#### Job:
Pictures stay out of the copy; restate everything else in the material exactly.
** Begin Supplied information **
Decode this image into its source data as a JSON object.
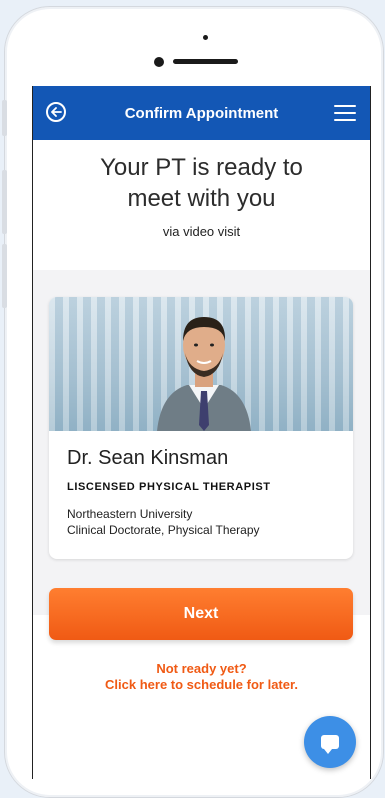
{
  "header": {
    "title": "Confirm Appointment",
    "back_icon": "back-arrow-icon",
    "menu_icon": "hamburger-menu-icon",
    "color": "#1357b5"
  },
  "intro": {
    "headline_line1": "Your PT is ready to",
    "headline_line2": "meet with you",
    "subline": "via video visit"
  },
  "therapist": {
    "name": "Dr. Sean Kinsman",
    "title": "LISCENSED PHYSICAL THERAPIST",
    "school": "Northeastern University",
    "degree": "Clinical Doctorate, Physical Therapy"
  },
  "actions": {
    "next_label": "Next",
    "later_line1": "Not ready yet?",
    "later_line2": "Click here to schedule for later.",
    "accent_color": "#f05a14"
  },
  "chat": {
    "icon": "chat-bubble-icon",
    "color": "#3d8fe6"
  }
}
** End Supplied information **
#### Completed exercise:
Decode this image into its source data as a JSON object.
{
  "header": {
    "title": "Confirm Appointment",
    "back_icon": "back-arrow-icon",
    "menu_icon": "hamburger-menu-icon",
    "color": "#1357b5"
  },
  "intro": {
    "headline_line1": "Your PT is ready to",
    "headline_line2": "meet with you",
    "subline": "via video visit"
  },
  "therapist": {
    "name": "Dr. Sean Kinsman",
    "title": "LISCENSED PHYSICAL THERAPIST",
    "school": "Northeastern University",
    "degree": "Clinical Doctorate, Physical Therapy"
  },
  "actions": {
    "next_label": "Next",
    "later_line1": "Not ready yet?",
    "later_line2": "Click here to schedule for later.",
    "accent_color": "#f05a14"
  },
  "chat": {
    "icon": "chat-bubble-icon",
    "color": "#3d8fe6"
  }
}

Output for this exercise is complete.